(Dataset entries)
=======

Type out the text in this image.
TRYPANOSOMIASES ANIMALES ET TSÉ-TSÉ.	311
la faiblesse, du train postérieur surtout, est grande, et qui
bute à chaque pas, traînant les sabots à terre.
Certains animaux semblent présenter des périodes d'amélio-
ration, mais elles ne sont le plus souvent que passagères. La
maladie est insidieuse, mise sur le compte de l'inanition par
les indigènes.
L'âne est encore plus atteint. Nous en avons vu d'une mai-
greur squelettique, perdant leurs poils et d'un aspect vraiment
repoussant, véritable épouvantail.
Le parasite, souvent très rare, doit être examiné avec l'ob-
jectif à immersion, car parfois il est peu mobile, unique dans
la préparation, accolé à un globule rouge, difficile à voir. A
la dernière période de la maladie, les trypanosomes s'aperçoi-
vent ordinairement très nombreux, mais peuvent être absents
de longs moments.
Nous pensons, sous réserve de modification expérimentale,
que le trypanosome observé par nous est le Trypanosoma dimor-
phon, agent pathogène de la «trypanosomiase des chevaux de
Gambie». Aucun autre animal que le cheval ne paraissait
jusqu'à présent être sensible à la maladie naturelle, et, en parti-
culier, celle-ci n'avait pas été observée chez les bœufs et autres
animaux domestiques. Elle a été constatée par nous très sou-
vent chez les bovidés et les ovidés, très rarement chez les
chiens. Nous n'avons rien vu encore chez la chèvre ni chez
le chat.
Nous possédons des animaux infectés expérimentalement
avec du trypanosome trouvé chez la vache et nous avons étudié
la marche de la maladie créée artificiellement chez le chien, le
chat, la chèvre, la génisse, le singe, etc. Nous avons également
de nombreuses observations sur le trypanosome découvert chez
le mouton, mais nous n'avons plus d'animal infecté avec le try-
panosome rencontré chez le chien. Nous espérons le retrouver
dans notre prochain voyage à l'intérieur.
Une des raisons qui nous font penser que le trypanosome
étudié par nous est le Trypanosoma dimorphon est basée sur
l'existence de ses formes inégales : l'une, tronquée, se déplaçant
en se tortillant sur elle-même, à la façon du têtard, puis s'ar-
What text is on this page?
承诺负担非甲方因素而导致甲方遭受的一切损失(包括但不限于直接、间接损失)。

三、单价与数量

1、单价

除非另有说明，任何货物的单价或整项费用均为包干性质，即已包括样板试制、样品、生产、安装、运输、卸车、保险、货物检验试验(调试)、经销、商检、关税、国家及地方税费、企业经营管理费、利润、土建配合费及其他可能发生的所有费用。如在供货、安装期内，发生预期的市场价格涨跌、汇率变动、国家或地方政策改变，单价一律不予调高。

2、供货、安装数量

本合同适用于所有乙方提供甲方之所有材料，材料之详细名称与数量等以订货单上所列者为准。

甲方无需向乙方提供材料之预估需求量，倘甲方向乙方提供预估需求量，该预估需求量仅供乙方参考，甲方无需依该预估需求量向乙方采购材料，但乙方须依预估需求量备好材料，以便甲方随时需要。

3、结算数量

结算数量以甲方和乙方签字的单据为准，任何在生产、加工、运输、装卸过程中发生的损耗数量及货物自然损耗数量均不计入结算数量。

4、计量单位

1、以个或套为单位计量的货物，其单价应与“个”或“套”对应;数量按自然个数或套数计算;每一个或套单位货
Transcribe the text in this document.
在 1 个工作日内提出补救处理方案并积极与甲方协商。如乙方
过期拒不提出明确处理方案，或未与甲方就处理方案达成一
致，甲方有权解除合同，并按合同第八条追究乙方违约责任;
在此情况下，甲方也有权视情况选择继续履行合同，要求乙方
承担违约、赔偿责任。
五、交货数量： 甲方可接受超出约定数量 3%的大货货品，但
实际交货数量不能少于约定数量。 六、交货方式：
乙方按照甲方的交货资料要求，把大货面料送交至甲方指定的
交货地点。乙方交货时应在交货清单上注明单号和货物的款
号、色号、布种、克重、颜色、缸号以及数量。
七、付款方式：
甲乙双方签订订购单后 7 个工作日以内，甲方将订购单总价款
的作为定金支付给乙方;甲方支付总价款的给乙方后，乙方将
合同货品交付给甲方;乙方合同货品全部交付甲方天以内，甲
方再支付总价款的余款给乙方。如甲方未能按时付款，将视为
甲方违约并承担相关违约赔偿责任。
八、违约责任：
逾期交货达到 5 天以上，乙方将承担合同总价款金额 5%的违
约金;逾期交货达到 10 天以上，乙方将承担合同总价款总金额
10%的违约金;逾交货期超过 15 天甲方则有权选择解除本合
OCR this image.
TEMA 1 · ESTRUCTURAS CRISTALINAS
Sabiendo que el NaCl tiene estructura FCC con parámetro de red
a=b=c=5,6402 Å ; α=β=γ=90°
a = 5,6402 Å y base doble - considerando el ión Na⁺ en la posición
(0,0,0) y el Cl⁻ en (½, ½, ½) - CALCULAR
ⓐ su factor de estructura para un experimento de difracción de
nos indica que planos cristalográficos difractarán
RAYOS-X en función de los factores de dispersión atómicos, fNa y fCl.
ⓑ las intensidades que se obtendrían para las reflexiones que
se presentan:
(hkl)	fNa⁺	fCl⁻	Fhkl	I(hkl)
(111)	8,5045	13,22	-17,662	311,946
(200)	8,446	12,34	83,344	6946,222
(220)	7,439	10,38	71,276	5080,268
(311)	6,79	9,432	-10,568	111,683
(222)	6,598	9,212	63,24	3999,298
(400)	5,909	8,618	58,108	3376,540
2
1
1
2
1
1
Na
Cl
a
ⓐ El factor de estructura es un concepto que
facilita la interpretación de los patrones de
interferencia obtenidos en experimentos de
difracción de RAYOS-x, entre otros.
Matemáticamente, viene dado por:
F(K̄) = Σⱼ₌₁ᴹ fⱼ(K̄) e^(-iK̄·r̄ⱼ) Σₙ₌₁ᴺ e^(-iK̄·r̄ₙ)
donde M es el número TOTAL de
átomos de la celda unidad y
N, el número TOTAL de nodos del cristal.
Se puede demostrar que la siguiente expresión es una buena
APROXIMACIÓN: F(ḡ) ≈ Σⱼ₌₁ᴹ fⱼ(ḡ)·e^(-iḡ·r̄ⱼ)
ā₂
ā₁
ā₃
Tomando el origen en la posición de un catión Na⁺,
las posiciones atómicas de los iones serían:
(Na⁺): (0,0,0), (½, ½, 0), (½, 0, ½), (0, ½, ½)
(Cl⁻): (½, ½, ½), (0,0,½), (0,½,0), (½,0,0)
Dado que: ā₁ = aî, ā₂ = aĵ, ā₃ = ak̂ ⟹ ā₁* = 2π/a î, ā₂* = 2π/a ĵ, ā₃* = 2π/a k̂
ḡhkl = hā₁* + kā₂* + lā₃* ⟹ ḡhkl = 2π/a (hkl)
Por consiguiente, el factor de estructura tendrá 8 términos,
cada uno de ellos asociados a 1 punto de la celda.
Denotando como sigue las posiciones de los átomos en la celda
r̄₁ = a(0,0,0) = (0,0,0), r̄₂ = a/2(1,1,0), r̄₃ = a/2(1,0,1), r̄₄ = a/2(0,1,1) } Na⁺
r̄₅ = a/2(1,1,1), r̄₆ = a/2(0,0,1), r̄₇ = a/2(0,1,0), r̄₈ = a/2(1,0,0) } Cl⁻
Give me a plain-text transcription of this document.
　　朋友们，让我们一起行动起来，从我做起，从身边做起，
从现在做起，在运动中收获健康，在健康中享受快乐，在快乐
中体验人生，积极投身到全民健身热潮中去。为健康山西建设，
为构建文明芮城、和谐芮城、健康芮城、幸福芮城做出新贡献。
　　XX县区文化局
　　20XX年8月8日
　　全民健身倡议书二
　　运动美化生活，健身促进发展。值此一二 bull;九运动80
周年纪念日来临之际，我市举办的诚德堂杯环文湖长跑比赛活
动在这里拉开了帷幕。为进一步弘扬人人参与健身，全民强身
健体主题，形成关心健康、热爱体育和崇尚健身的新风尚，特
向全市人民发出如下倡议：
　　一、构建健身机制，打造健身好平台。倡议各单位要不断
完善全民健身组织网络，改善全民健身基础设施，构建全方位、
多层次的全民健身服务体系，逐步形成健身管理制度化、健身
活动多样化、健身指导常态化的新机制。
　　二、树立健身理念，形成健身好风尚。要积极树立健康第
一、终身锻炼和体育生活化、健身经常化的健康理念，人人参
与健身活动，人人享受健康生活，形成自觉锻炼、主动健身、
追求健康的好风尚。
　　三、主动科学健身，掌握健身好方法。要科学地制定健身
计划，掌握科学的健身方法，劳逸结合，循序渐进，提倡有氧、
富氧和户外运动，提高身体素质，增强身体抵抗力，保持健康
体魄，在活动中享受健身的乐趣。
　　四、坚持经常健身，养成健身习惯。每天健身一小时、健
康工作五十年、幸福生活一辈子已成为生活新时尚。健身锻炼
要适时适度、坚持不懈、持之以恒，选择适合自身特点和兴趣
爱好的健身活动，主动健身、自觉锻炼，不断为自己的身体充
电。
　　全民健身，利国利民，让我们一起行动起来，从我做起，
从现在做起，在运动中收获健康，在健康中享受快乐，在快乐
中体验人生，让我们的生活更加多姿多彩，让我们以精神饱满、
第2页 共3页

=======

**Problem:**
Gather all lines with the string "RAYOS" from the data.

**Response to the exercise:**
RAYOS-X en función de los factores de dispersión atómicos, fNa y fCl.
difracción de RAYOS-x, entre otros.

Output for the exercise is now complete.